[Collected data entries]
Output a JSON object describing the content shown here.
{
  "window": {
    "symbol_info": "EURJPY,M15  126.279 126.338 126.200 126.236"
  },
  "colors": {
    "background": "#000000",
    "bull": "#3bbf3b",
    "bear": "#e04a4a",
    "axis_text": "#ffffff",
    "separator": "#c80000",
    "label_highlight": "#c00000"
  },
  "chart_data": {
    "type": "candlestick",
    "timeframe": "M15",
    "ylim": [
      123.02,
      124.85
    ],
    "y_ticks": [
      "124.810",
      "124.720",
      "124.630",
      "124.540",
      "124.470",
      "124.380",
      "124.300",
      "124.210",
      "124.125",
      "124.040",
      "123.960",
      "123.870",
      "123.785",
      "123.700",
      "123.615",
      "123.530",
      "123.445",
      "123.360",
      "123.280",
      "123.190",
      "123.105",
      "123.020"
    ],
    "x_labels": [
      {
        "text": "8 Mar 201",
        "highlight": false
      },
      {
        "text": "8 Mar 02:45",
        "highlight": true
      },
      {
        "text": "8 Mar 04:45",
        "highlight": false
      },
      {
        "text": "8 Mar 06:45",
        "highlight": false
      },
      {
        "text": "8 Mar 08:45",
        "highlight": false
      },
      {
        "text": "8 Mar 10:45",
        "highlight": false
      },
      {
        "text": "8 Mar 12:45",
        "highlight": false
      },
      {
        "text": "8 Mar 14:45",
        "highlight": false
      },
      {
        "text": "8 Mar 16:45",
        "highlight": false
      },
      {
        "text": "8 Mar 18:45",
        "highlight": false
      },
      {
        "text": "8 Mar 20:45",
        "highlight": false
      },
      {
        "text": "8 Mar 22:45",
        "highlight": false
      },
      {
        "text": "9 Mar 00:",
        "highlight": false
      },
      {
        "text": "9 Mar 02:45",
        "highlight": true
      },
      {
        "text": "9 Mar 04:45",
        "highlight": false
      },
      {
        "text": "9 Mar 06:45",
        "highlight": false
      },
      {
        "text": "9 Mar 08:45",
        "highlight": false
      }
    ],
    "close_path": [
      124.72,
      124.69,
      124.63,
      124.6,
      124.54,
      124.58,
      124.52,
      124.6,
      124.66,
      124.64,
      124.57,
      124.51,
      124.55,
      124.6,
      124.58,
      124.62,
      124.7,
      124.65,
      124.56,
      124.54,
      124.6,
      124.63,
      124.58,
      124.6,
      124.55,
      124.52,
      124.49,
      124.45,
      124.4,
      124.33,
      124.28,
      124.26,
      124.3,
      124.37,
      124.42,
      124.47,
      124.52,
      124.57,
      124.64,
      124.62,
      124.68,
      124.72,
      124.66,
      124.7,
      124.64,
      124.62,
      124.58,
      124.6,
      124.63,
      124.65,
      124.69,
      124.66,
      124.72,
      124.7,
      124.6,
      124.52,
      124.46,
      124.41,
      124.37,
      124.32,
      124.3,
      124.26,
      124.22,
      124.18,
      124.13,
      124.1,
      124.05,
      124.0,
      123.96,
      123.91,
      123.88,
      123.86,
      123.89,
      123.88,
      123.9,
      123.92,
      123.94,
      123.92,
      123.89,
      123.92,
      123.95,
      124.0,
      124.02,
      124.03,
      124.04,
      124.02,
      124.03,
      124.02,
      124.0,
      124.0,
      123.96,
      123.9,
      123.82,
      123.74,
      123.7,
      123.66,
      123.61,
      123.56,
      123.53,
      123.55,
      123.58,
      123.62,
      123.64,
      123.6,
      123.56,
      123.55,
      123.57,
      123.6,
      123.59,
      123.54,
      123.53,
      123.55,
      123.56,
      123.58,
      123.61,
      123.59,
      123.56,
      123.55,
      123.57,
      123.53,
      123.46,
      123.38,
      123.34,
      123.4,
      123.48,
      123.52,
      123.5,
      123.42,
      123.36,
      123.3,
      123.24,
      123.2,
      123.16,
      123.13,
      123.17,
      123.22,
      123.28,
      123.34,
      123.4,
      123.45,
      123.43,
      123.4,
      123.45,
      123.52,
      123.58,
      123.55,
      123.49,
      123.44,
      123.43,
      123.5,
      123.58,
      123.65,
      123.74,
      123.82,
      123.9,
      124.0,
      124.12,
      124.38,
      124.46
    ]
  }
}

WHAT IS ASKED: Repeat all of the entries exactly.

ANSWER:
Output a JSON object describing the content shown here.
{
  "window": {
    "symbol_info": "EURJPY,M15  126.279 126.338 126.200 126.236"
  },
  "colors": {
    "background": "#000000",
    "bull": "#3bbf3b",
    "bear": "#e04a4a",
    "axis_text": "#ffffff",
    "separator": "#c80000",
    "label_highlight": "#c00000"
  },
  "chart_data": {
    "type": "candlestick",
    "timeframe": "M15",
    "ylim": [
      123.02,
      124.85
    ],
    "y_ticks": [
      "124.810",
      "124.720",
      "124.630",
      "124.540",
      "124.470",
      "124.380",
      "124.300",
      "124.210",
      "124.125",
      "124.040",
      "123.960",
      "123.870",
      "123.785",
      "123.700",
      "123.615",
      "123.530",
      "123.445",
      "123.360",
      "123.280",
      "123.190",
      "123.105",
      "123.020"
    ],
    "x_labels": [
      {
        "text": "8 Mar 201",
        "highlight": false
      },
      {
        "text": "8 Mar 02:45",
        "highlight": true
      },
      {
        "text": "8 Mar 04:45",
        "highlight": false
      },
      {
        "text": "8 Mar 06:45",
        "highlight": false
      },
      {
        "text": "8 Mar 08:45",
        "highlight": false
      },
      {
        "text": "8 Mar 10:45",
        "highlight": false
      },
      {
        "text": "8 Mar 12:45",
        "highlight": false
      },
      {
        "text": "8 Mar 14:45",
        "highlight": false
      },
      {
        "text": "8 Mar 16:45",
        "highlight": false
      },
      {
        "text": "8 Mar 18:45",
        "highlight": false
      },
      {
        "text": "8 Mar 20:45",
        "highlight": false
      },
      {
        "text": "8 Mar 22:45",
        "highlight": false
      },
      {
        "text": "9 Mar 00:",
        "highlight": false
      },
      {
        "text": "9 Mar 02:45",
        "highlight": true
      },
      {
        "text": "9 Mar 04:45",
        "highlight": false
      },
      {
        "text": "9 Mar 06:45",
        "highlight": false
      },
      {
        "text": "9 Mar 08:45",
        "highlight": false
      }
    ],
    "close_path": [
      124.72,
      124.69,
      124.63,
      124.6,
      124.54,
      124.58,
      124.52,
      124.6,
      124.66,
      124.64,
      124.57,
      124.51,
      124.55,
      124.6,
      124.58,
      124.62,
      124.7,
      124.65,
      124.56,
      124.54,
      124.6,
      124.63,
      124.58,
      124.6,
      124.55,
      124.52,
      124.49,
      124.45,
      124.4,
      124.33,
      124.28,
      124.26,
      124.3,
      124.37,
      124.42,
      124.47,
      124.52,
      124.57,
      124.64,
      124.62,
      124.68,
      124.72,
      124.66,
      124.7,
      124.64,
      124.62,
      124.58,
      124.6,
      124.63,
      124.65,
      124.69,
      124.66,
      124.72,
      124.7,
      124.6,
      124.52,
      124.46,
      124.41,
      124.37,
      124.32,
      124.3,
      124.26,
      124.22,
      124.18,
      124.13,
      124.1,
      124.05,
      124.0,
      123.96,
      123.91,
      123.88,
      123.86,
      123.89,
      123.88,
      123.9,
      123.92,
      123.94,
      123.92,
      123.89,
      123.92,
      123.95,
      124.0,
      124.02,
      124.03,
      124.04,
      124.02,
      124.03,
      124.02,
      124.0,
      124.0,
      123.96,
      123.9,
      123.82,
      123.74,
      123.7,
      123.66,
      123.61,
      123.56,
      123.53,
      123.55,
      123.58,
      123.62,
      123.64,
      123.6,
      123.56,
      123.55,
      123.57,
      123.6,
      123.59,
      123.54,
      123.53,
      123.55,
      123.56,
      123.58,
      123.61,
      123.59,
      123.56,
      123.55,
      123.57,
      123.53,
      123.46,
      123.38,
      123.34,
      123.4,
      123.48,
      123.52,
      123.5,
      123.42,
      123.36,
      123.3,
      123.24,
      123.2,
      123.16,
      123.13,
      123.17,
      123.22,
      123.28,
      123.34,
      123.4,
      123.45,
      123.43,
      123.4,
      123.45,
      123.52,
      123.58,
      123.55,
      123.49,
      123.44,
      123.43,
      123.5,
      123.58,
      123.65,
      123.74,
      123.82,
      123.9,
      124.0,
      124.12,
      124.38,
      124.46
    ]
  }
}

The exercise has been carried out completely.